(Stored records)
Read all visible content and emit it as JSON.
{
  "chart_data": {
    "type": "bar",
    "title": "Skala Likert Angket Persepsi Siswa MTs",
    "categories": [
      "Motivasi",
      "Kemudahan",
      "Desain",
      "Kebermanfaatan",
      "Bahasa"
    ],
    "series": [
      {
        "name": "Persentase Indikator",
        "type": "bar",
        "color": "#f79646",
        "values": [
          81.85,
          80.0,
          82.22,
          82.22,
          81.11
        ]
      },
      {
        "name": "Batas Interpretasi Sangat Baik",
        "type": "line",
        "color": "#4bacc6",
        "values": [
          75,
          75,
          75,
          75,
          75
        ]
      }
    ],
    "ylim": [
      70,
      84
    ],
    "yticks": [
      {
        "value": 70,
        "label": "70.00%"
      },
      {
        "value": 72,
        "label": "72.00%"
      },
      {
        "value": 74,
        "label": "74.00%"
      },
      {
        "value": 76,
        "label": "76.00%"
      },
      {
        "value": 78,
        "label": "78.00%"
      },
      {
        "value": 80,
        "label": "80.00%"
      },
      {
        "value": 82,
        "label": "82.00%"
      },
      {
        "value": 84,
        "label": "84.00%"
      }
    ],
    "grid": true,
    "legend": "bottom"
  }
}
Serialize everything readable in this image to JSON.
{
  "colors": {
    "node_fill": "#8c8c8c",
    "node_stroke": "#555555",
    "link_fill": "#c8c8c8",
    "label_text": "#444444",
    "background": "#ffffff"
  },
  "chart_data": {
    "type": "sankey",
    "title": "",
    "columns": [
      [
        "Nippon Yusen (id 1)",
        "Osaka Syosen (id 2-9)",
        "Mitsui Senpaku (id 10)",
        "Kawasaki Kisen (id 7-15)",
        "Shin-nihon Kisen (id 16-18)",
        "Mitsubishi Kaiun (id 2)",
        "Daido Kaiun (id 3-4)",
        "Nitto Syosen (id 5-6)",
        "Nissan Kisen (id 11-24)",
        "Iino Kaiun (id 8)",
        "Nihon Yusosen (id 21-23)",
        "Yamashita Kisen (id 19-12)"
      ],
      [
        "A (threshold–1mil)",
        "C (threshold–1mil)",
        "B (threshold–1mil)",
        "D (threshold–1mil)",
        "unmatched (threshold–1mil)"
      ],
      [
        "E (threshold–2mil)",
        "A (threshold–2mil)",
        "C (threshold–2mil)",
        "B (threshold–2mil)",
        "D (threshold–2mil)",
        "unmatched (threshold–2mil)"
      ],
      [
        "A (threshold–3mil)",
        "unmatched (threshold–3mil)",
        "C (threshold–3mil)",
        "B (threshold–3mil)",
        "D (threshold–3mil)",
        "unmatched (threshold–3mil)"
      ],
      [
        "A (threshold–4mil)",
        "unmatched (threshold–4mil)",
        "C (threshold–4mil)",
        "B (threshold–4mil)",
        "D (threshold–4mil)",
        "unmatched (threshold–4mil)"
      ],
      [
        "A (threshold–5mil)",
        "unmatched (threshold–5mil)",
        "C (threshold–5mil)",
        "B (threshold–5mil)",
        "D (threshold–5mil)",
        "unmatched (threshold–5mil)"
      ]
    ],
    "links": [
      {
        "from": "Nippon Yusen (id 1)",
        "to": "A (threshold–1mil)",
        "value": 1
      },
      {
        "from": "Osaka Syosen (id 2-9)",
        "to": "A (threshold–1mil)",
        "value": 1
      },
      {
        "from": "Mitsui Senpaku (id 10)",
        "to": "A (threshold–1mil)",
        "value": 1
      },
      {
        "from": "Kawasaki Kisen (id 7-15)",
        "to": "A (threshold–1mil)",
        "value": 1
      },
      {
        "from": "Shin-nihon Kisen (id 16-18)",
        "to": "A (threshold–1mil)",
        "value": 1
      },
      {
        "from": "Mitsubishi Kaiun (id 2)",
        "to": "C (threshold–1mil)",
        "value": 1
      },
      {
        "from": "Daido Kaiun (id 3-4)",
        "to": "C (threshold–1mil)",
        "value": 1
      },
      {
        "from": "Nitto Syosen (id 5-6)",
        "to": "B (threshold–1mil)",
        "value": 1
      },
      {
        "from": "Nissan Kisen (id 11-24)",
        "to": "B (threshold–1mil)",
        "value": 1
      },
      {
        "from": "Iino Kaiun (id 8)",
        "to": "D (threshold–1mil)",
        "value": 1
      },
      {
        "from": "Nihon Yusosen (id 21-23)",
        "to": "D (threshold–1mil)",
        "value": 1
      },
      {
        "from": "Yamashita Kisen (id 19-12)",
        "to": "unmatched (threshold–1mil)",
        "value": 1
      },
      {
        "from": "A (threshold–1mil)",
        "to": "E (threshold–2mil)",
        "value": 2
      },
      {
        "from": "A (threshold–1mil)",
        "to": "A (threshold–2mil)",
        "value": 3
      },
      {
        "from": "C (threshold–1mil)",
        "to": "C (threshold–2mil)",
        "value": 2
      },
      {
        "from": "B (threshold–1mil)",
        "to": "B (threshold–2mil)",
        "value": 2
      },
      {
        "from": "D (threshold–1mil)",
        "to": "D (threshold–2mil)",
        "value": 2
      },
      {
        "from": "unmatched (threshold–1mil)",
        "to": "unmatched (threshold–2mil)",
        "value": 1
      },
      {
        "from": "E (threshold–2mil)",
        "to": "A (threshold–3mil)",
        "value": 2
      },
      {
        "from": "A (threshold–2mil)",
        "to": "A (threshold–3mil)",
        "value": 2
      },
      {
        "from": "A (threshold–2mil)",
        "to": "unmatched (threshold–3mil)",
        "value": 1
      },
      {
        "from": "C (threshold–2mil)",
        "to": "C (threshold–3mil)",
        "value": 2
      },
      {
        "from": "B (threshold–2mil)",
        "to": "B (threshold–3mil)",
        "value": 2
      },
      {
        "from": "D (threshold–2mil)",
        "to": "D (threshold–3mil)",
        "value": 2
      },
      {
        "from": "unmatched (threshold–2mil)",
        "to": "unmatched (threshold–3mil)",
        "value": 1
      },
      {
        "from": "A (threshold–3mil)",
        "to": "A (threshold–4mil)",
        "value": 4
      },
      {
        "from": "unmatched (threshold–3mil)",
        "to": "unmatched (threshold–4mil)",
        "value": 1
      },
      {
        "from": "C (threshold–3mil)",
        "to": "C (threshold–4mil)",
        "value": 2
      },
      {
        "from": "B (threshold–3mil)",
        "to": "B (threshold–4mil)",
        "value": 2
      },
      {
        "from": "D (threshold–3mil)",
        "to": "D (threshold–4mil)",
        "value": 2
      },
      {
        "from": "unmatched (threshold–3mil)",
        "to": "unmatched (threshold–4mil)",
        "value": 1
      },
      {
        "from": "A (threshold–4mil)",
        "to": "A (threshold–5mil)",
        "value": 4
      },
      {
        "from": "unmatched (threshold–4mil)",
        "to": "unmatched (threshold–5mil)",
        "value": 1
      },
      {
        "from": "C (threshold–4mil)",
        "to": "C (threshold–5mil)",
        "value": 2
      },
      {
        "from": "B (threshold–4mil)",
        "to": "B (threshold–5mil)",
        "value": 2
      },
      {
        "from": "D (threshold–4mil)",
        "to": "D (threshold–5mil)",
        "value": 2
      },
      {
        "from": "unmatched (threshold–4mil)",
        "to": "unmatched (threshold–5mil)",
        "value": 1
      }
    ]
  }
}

Task brief:
Restate the listing above word for word.

Task answer:
Read all visible content and emit it as JSON.
{
  "chart_data": {
    "type": "bar",
    "title": "Skala Likert Angket Persepsi Siswa MTs",
    "categories": [
      "Motivasi",
      "Kemudahan",
      "Desain",
      "Kebermanfaatan",
      "Bahasa"
    ],
    "series": [
      {
        "name": "Persentase Indikator",
        "type": "bar",
        "color": "#f79646",
        "values": [
          81.85,
          80.0,
          82.22,
          82.22,
          81.11
        ]
      },
      {
        "name": "Batas Interpretasi Sangat Baik",
        "type": "line",
        "color": "#4bacc6",
        "values": [
          75,
          75,
          75,
          75,
          75
        ]
      }
    ],
    "ylim": [
      70,
      84
    ],
    "yticks": [
      {
        "value": 70,
        "label": "70.00%"
      },
      {
        "value": 72,
        "label": "72.00%"
      },
      {
        "value": 74,
        "label": "74.00%"
      },
      {
        "value": 76,
        "label": "76.00%"
      },
      {
        "value": 78,
        "label": "78.00%"
      },
      {
        "value": 80,
        "label": "80.00%"
      },
      {
        "value": 82,
        "label": "82.00%"
      },
      {
        "value": 84,
        "label": "84.00%"
      }
    ],
    "grid": true,
    "legend": "bottom"
  }
}
Serialize everything readable in this image to JSON.
{
  "colors": {
    "node_fill": "#8c8c8c",
    "node_stroke": "#555555",
    "link_fill": "#c8c8c8",
    "label_text": "#444444",
    "background": "#ffffff"
  },
  "chart_data": {
    "type": "sankey",
    "title": "",
    "columns": [
      [
        "Nippon Yusen (id 1)",
        "Osaka Syosen (id 2-9)",
        "Mitsui Senpaku (id 10)",
        "Kawasaki Kisen (id 7-15)",
        "Shin-nihon Kisen (id 16-18)",
        "Mitsubishi Kaiun (id 2)",
        "Daido Kaiun (id 3-4)",
        "Nitto Syosen (id 5-6)",
        "Nissan Kisen (id 11-24)",
        "Iino Kaiun (id 8)",
        "Nihon Yusosen (id 21-23)",
        "Yamashita Kisen (id 19-12)"
      ],
      [
        "A (threshold–1mil)",
        "C (threshold–1mil)",
        "B (threshold–1mil)",
        "D (threshold–1mil)",
        "unmatched (threshold–1mil)"
      ],
      [
        "E (threshold–2mil)",
        "A (threshold–2mil)",
        "C (threshold–2mil)",
        "B (threshold–2mil)",
        "D (threshold–2mil)",
        "unmatched (threshold–2mil)"
      ],
      [
        "A (threshold–3mil)",
        "unmatched (threshold–3mil)",
        "C (threshold–3mil)",
        "B (threshold–3mil)",
        "D (threshold–3mil)",
        "unmatched (threshold–3mil)"
      ],
      [
        "A (threshold–4mil)",
        "unmatched (threshold–4mil)",
        "C (threshold–4mil)",
        "B (threshold–4mil)",
        "D (threshold–4mil)",
        "unmatched (threshold–4mil)"
      ],
      [
        "A (threshold–5mil)",
        "unmatched (threshold–5mil)",
        "C (threshold–5mil)",
        "B (threshold–5mil)",
        "D (threshold–5mil)",
        "unmatched (threshold–5mil)"
      ]
    ],
    "links": [
      {
        "from": "Nippon Yusen (id 1)",
        "to": "A (threshold–1mil)",
        "value": 1
      },
      {
        "from": "Osaka Syosen (id 2-9)",
        "to": "A (threshold–1mil)",
        "value": 1
      },
      {
        "from": "Mitsui Senpaku (id 10)",
        "to": "A (threshold–1mil)",
        "value": 1
      },
      {
        "from": "Kawasaki Kisen (id 7-15)",
        "to": "A (threshold–1mil)",
        "value": 1
      },
      {
        "from": "Shin-nihon Kisen (id 16-18)",
        "to": "A (threshold–1mil)",
        "value": 1
      },
      {
        "from": "Mitsubishi Kaiun (id 2)",
        "to": "C (threshold–1mil)",
        "value": 1
      },
      {
        "from": "Daido Kaiun (id 3-4)",
        "to": "C (threshold–1mil)",
        "value": 1
      },
      {
        "from": "Nitto Syosen (id 5-6)",
        "to": "B (threshold–1mil)",
        "value": 1
      },
      {
        "from": "Nissan Kisen (id 11-24)",
        "to": "B (threshold–1mil)",
        "value": 1
      },
      {
        "from": "Iino Kaiun (id 8)",
        "to": "D (threshold–1mil)",
        "value": 1
      },
      {
        "from": "Nihon Yusosen (id 21-23)",
        "to": "D (threshold–1mil)",
        "value": 1
      },
      {
        "from": "Yamashita Kisen (id 19-12)",
        "to": "unmatched (threshold–1mil)",
        "value": 1
      },
      {
        "from": "A (threshold–1mil)",
        "to": "E (threshold–2mil)",
        "value": 2
      },
      {
        "from": "A (threshold–1mil)",
        "to": "A (threshold–2mil)",
        "value": 3
      },
      {
        "from": "C (threshold–1mil)",
        "to": "C (threshold–2mil)",
        "value": 2
      },
      {
        "from": "B (threshold–1mil)",
        "to": "B (threshold–2mil)",
        "value": 2
      },
      {
        "from": "D (threshold–1mil)",
        "to": "D (threshold–2mil)",
        "value": 2
      },
      {
        "from": "unmatched (threshold–1mil)",
        "to": "unmatched (threshold–2mil)",
        "value": 1
      },
      {
        "from": "E (threshold–2mil)",
        "to": "A (threshold–3mil)",
        "value": 2
      },
      {
        "from": "A (threshold–2mil)",
        "to": "A (threshold–3mil)",
        "value": 2
      },
      {
        "from": "A (threshold–2mil)",
        "to": "unmatched (threshold–3mil)",
        "value": 1
      },
      {
        "from": "C (threshold–2mil)",
        "to": "C (threshold–3mil)",
        "value": 2
      },
      {
        "from": "B (threshold–2mil)",
        "to": "B (threshold–3mil)",
        "value": 2
      },
      {
        "from": "D (threshold–2mil)",
        "to": "D (threshold–3mil)",
        "value": 2
      },
      {
        "from": "unmatched (threshold–2mil)",
        "to": "unmatched (threshold–3mil)",
        "value": 1
      },
      {
        "from": "A (threshold–3mil)",
        "to": "A (threshold–4mil)",
        "value": 4
      },
      {
        "from": "unmatched (threshold–3mil)",
        "to": "unmatched (threshold–4mil)",
        "value": 1
      },
      {
        "from": "C (threshold–3mil)",
        "to": "C (threshold–4mil)",
        "value": 2
      },
      {
        "from": "B (threshold–3mil)",
        "to": "B (threshold–4mil)",
        "value": 2
      },
      {
        "from": "D (threshold–3mil)",
        "to": "D (threshold–4mil)",
        "value": 2
      },
      {
        "from": "unmatched (threshold–3mil)",
        "to": "unmatched (threshold–4mil)",
        "value": 1
      },
      {
        "from": "A (threshold–4mil)",
        "to": "A (threshold–5mil)",
        "value": 4
      },
      {
        "from": "unmatched (threshold–4mil)",
        "to": "unmatched (threshold–5mil)",
        "value": 1
      },
      {
        "from": "C (threshold–4mil)",
        "to": "C (threshold–5mil)",
        "value": 2
      },
      {
        "from": "B (threshold–4mil)",
        "to": "B (threshold–5mil)",
        "value": 2
      },
      {
        "from": "D (threshold–4mil)",
        "to": "D (threshold–5mil)",
        "value": 2
      },
      {
        "from": "unmatched (threshold–4mil)",
        "to": "unmatched (threshold–5mil)",
        "value": 1
      }
    ]
  }
}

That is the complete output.